#### The exercise:
Write the records out again, precisely as they stand.

#### Supplied entries:

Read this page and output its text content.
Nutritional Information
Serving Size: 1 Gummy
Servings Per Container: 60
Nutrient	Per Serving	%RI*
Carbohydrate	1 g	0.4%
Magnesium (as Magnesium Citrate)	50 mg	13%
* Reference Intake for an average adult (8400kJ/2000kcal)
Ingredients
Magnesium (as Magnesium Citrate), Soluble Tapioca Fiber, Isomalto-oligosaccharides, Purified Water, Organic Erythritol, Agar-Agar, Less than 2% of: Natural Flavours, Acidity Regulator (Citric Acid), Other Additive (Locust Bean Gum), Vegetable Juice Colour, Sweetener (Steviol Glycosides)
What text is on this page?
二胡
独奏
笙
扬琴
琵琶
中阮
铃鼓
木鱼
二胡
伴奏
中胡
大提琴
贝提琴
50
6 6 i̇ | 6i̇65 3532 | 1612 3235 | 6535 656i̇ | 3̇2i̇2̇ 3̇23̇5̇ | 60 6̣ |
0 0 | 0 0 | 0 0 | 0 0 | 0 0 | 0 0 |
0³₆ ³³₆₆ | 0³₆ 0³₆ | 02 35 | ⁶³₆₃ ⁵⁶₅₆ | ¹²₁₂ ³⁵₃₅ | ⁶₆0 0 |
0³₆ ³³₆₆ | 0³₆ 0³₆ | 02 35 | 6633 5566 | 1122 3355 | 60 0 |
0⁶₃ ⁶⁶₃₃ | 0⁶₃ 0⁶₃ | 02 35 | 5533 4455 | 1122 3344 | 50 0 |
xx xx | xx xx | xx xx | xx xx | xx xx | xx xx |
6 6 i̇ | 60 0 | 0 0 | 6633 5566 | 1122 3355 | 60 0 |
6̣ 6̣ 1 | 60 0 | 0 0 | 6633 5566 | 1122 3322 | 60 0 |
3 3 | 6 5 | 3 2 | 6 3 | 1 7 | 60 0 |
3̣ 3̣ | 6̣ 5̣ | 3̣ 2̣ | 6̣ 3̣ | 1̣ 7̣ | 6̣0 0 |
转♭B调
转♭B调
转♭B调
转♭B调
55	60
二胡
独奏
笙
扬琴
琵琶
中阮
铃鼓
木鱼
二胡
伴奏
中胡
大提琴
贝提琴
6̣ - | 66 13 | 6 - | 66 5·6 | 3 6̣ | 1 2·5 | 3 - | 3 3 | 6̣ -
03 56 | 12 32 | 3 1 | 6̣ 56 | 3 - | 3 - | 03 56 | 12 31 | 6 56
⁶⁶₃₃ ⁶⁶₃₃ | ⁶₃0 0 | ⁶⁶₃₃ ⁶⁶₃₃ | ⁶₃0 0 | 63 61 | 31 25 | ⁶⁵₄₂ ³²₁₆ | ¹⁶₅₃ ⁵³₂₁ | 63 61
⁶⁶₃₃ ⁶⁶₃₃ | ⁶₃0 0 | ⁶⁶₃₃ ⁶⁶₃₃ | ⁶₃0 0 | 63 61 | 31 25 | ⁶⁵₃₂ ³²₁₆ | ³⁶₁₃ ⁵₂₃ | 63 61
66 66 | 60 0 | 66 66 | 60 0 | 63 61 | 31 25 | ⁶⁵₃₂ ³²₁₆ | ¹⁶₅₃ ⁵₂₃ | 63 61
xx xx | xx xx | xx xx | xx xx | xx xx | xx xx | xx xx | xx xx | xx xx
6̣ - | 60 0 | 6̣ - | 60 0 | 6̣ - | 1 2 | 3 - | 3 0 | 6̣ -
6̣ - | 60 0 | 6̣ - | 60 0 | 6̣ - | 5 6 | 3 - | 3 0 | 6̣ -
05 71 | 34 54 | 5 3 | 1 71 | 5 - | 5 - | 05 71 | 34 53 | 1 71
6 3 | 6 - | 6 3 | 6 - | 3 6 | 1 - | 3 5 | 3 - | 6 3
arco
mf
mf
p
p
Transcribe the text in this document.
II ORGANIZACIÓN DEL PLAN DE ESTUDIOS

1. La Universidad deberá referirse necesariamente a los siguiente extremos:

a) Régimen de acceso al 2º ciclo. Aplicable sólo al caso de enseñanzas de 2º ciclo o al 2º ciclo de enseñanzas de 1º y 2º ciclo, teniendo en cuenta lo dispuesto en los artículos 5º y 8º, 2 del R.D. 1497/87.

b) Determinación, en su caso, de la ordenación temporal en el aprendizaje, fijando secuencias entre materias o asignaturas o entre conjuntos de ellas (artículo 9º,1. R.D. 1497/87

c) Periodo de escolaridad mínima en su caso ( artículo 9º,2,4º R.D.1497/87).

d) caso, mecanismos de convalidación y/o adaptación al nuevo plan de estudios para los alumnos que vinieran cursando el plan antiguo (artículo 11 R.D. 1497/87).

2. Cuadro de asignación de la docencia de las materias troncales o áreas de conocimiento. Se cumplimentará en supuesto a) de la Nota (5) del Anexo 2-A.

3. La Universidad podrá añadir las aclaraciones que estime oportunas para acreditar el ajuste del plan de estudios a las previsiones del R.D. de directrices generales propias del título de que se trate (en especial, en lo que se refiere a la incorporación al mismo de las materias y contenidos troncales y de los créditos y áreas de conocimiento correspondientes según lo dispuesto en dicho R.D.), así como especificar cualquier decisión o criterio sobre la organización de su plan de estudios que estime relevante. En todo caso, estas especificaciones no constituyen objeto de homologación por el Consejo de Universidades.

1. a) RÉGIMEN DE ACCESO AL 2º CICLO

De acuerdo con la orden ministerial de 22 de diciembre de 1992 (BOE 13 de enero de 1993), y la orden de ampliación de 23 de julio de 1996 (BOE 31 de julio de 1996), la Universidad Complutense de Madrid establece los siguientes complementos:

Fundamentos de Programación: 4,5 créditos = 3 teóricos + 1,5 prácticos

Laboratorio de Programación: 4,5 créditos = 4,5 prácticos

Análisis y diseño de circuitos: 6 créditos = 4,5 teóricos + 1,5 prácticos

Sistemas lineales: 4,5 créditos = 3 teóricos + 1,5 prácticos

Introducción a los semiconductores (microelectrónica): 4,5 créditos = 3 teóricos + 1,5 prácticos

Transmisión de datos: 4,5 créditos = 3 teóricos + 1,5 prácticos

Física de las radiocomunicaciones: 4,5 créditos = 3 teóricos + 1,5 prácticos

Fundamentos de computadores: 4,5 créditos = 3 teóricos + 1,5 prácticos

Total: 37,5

#### Written solution:
Read this page and output its text content.
Nutritional Information
Serving Size: 1 Gummy
Servings Per Container: 60
Nutrient	Per Serving	%RI*
Carbohydrate	1 g	0.4%
Magnesium (as Magnesium Citrate)	50 mg	13%
* Reference Intake for an average adult (8400kJ/2000kcal)
Ingredients
Magnesium (as Magnesium Citrate), Soluble Tapioca Fiber, Isomalto-oligosaccharides, Purified Water, Organic Erythritol, Agar-Agar, Less than 2% of: Natural Flavours, Acidity Regulator (Citric Acid), Other Additive (Locust Bean Gum), Vegetable Juice Colour, Sweetener (Steviol Glycosides)
What text is on this page?
二胡
独奏
笙
扬琴
琵琶
中阮
铃鼓
木鱼
二胡
伴奏
中胡
大提琴
贝提琴
50
6 6 i̇ | 6i̇65 3532 | 1612 3235 | 6535 656i̇ | 3̇2i̇2̇ 3̇23̇5̇ | 60 6̣ |
0 0 | 0 0 | 0 0 | 0 0 | 0 0 | 0 0 |
0³₆ ³³₆₆ | 0³₆ 0³₆ | 02 35 | ⁶³₆₃ ⁵⁶₅₆ | ¹²₁₂ ³⁵₃₅ | ⁶₆0 0 |
0³₆ ³³₆₆ | 0³₆ 0³₆ | 02 35 | 6633 5566 | 1122 3355 | 60 0 |
0⁶₃ ⁶⁶₃₃ | 0⁶₃ 0⁶₃ | 02 35 | 5533 4455 | 1122 3344 | 50 0 |
xx xx | xx xx | xx xx | xx xx | xx xx | xx xx |
6 6 i̇ | 60 0 | 0 0 | 6633 5566 | 1122 3355 | 60 0 |
6̣ 6̣ 1 | 60 0 | 0 0 | 6633 5566 | 1122 3322 | 60 0 |
3 3 | 6 5 | 3 2 | 6 3 | 1 7 | 60 0 |
3̣ 3̣ | 6̣ 5̣ | 3̣ 2̣ | 6̣ 3̣ | 1̣ 7̣ | 6̣0 0 |
转♭B调
转♭B调
转♭B调
转♭B调
55	60
二胡
独奏
笙
扬琴
琵琶
中阮
铃鼓
木鱼
二胡
伴奏
中胡
大提琴
贝提琴
6̣ - | 66 13 | 6 - | 66 5·6 | 3 6̣ | 1 2·5 | 3 - | 3 3 | 6̣ -
03 56 | 12 32 | 3 1 | 6̣ 56 | 3 - | 3 - | 03 56 | 12 31 | 6 56
⁶⁶₃₃ ⁶⁶₃₃ | ⁶₃0 0 | ⁶⁶₃₃ ⁶⁶₃₃ | ⁶₃0 0 | 63 61 | 31 25 | ⁶⁵₄₂ ³²₁₆ | ¹⁶₅₃ ⁵³₂₁ | 63 61
⁶⁶₃₃ ⁶⁶₃₃ | ⁶₃0 0 | ⁶⁶₃₃ ⁶⁶₃₃ | ⁶₃0 0 | 63 61 | 31 25 | ⁶⁵₃₂ ³²₁₆ | ³⁶₁₃ ⁵₂₃ | 63 61
66 66 | 60 0 | 66 66 | 60 0 | 63 61 | 31 25 | ⁶⁵₃₂ ³²₁₆ | ¹⁶₅₃ ⁵₂₃ | 63 61
xx xx | xx xx | xx xx | xx xx | xx xx | xx xx | xx xx | xx xx | xx xx
6̣ - | 60 0 | 6̣ - | 60 0 | 6̣ - | 1 2 | 3 - | 3 0 | 6̣ -
6̣ - | 60 0 | 6̣ - | 60 0 | 6̣ - | 5 6 | 3 - | 3 0 | 6̣ -
05 71 | 34 54 | 5 3 | 1 71 | 5 - | 5 - | 05 71 | 34 53 | 1 71
6 3 | 6 - | 6 3 | 6 - | 3 6 | 1 - | 3 5 | 3 - | 6 3
arco
mf
mf
p
p
Transcribe the text in this document.
II ORGANIZACIÓN DEL PLAN DE ESTUDIOS

1. La Universidad deberá referirse necesariamente a los siguiente extremos:

a) Régimen de acceso al 2º ciclo. Aplicable sólo al caso de enseñanzas de 2º ciclo o al 2º ciclo de enseñanzas de 1º y 2º ciclo, teniendo en cuenta lo dispuesto en los artículos 5º y 8º, 2 del R.D. 1497/87.

b) Determinación, en su caso, de la ordenación temporal en el aprendizaje, fijando secuencias entre materias o asignaturas o entre conjuntos de ellas (artículo 9º,1. R.D. 1497/87

c) Periodo de escolaridad mínima en su caso ( artículo 9º,2,4º R.D.1497/87).

d) caso, mecanismos de convalidación y/o adaptación al nuevo plan de estudios para los alumnos que vinieran cursando el plan antiguo (artículo 11 R.D. 1497/87).

2. Cuadro de asignación de la docencia de las materias troncales o áreas de conocimiento. Se cumplimentará en supuesto a) de la Nota (5) del Anexo 2-A.

3. La Universidad podrá añadir las aclaraciones que estime oportunas para acreditar el ajuste del plan de estudios a las previsiones del R.D. de directrices generales propias del título de que se trate (en especial, en lo que se refiere a la incorporación al mismo de las materias y contenidos troncales y de los créditos y áreas de conocimiento correspondientes según lo dispuesto en dicho R.D.), así como especificar cualquier decisión o criterio sobre la organización de su plan de estudios que estime relevante. En todo caso, estas especificaciones no constituyen objeto de homologación por el Consejo de Universidades.

1. a) RÉGIMEN DE ACCESO AL 2º CICLO

De acuerdo con la orden ministerial de 22 de diciembre de 1992 (BOE 13 de enero de 1993), y la orden de ampliación de 23 de julio de 1996 (BOE 31 de julio de 1996), la Universidad Complutense de Madrid establece los siguientes complementos:

Fundamentos de Programación: 4,5 créditos = 3 teóricos + 1,5 prácticos

Laboratorio de Programación: 4,5 créditos = 4,5 prácticos

Análisis y diseño de circuitos: 6 créditos = 4,5 teóricos + 1,5 prácticos

Sistemas lineales: 4,5 créditos = 3 teóricos + 1,5 prácticos

Introducción a los semiconductores (microelectrónica): 4,5 créditos = 3 teóricos + 1,5 prácticos

Transmisión de datos: 4,5 créditos = 3 teóricos + 1,5 prácticos

Física de las radiocomunicaciones: 4,5 créditos = 3 teóricos + 1,5 prácticos

Fundamentos de computadores: 4,5 créditos = 3 teóricos + 1,5 prácticos

Total: 37,5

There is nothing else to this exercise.